■ Directions for this task
Extract all of the entries and set them down verbatim.

■ Information shown
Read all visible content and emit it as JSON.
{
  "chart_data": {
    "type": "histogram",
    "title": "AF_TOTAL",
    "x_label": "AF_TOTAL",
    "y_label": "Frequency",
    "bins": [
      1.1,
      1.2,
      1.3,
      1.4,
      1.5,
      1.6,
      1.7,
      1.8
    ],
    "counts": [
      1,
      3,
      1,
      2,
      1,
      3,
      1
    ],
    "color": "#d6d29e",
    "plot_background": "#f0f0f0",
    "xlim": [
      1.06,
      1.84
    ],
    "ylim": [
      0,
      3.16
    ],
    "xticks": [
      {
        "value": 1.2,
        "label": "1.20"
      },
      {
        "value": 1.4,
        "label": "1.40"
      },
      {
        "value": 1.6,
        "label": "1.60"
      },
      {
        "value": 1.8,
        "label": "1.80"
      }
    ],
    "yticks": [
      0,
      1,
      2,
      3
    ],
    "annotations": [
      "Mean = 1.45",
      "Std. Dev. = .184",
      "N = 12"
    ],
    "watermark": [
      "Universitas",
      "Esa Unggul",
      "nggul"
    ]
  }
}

■ Final result
Read all visible content and emit it as JSON.
{
  "chart_data": {
    "type": "histogram",
    "title": "AF_TOTAL",
    "x_label": "AF_TOTAL",
    "y_label": "Frequency",
    "bins": [
      1.1,
      1.2,
      1.3,
      1.4,
      1.5,
      1.6,
      1.7,
      1.8
    ],
    "counts": [
      1,
      3,
      1,
      2,
      1,
      3,
      1
    ],
    "color": "#d6d29e",
    "plot_background": "#f0f0f0",
    "xlim": [
      1.06,
      1.84
    ],
    "ylim": [
      0,
      3.16
    ],
    "xticks": [
      {
        "value": 1.2,
        "label": "1.20"
      },
      {
        "value": 1.4,
        "label": "1.40"
      },
      {
        "value": 1.6,
        "label": "1.60"
      },
      {
        "value": 1.8,
        "label": "1.80"
      }
    ],
    "yticks": [
      0,
      1,
      2,
      3
    ],
    "annotations": [
      "Mean = 1.45",
      "Std. Dev. = .184",
      "N = 12"
    ],
    "watermark": [
      "Universitas",
      "Esa Unggul",
      "nggul"
    ]
  }
}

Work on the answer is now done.